• GOALS:
A – In the excerpt about Mr. Hamilton, quote the stretch from "Aiding in my" through "front row center.".
B – For the excerpt about Mr. Hamilton, mark each statement yes or no and quote the words that decide it: (i) Mr. Hamilton taught Social Studies during 7th period. (ii) The narrator sat in the back row of his class. (iii) Mr. Hamilton was the narrator's first male teacher.
C – Summarize the excerpt about Mr. Hamilton in two sentences.

Aiding in my self-doubt was my 7th period Social Studies teacher Mr. Hamilton, an awkwardly shaped man in his mid-50’s, with an ample sized gut, whom seemed to be filling out his pants just fine. He sat on his desk sharing the intricacies of the French and Indian War according to the teacher’s edition as his inseam and waistband met in a longing embrace in concert where the zipper took the place of two opposing hands clasped within one another bringing together the shape of a perfectly rotund pelvic region. There was no accent on external organs, just a protruding ellipse that you couldn’t help notice if, like me, you were sitting front row center.
Not yet knowing enough about my own anatomy, I took this to be the mark of masculinity. Mr. Hamilton was my first male teacher after an elementary school-run of teachers displaying fairly little feminine mystique and classmates who had yet to show off any attractive new developments.
The peculiar thing about my discovery with Mr. Hamilton is that once I noticed his excess in the frontal region, I started noticing it in the majority of all of the male teachers.
I didn’t have a good deal of males in professorial positions during my junior high career, but those few grey-haired fellows all shared the common trait of paunch on their front porch. I took their ability to entirely fill out their khakis as a sign of maturity that for me would come well past the onset of puberty of which I was on the doorstep. I needn’t worry about filling out my pants just yet. I had other things to worry about, as my camp counselors had informed me the previous summer. I was instead dreading the several weeks where I’d have to contend with the excruciatingly painful prospect of wax flowing out of my nipples or the curious and uncontrollable dispensing of a blue ejaculate that could come shooting out at any moment of arousal. Maybe this would be a good time to start wearing blue jeans instead of the sweatpants I was wearing every day.

• GIVEN DATA:
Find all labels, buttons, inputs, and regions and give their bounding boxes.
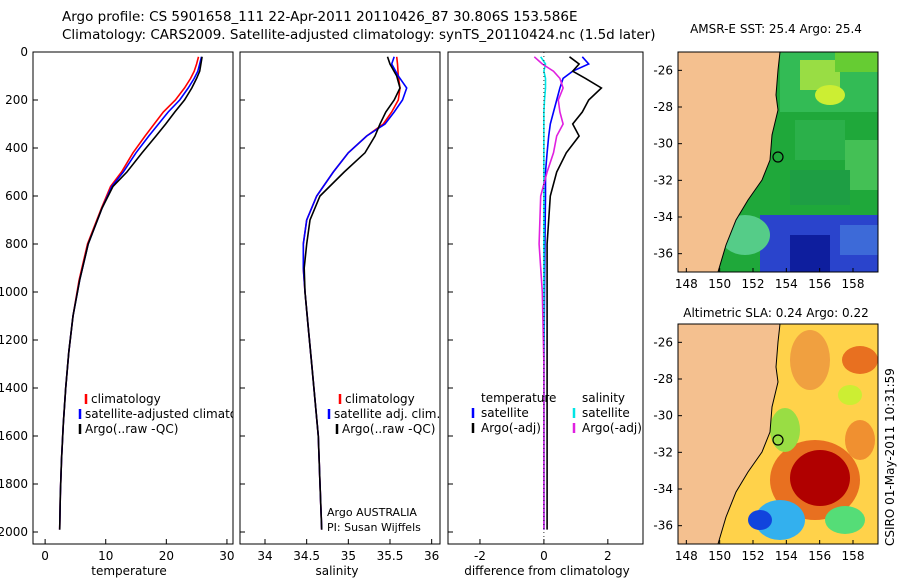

• RESPONSES PER TASK:
A –
Aiding in my self-doubt was my 7th period Social Studies teacher Mr. Hamilton, an awkwardly shaped man in his mid-50’s, with an ample sized gut, whom seemed to be filling out his pants just fine. He sat on his desk sharing the intricacies of the French and Indian War according to the teacher’s edition as his inseam and waistband met in a longing embrace in concert where the zipper took the place of two opposing hands clasped within one another bringing together the shape of a perfectly rotund pelvic region. There was no accent on external organs, just a protruding ellipse that you couldn’t help notice if, like me, you were sitting front row center.

B –
(i) Yes: "my 7th period Social Studies teacher Mr. Hamilton"
(ii) No: "if, like me, you were sitting front row center"
(iii) Yes: "Mr. Hamilton was my first male teacher"

C – The narrator recalls noticing the protruding front of Mr. Hamilton, a 7th period Social Studies teacher and the narrator's first male teacher, and then seeing the same trait in most of the male teachers in junior high. Taking this as a sign of a maturity that would come well past puberty, the narrator instead dreaded the puberty effects that camp counselors had described the previous summer.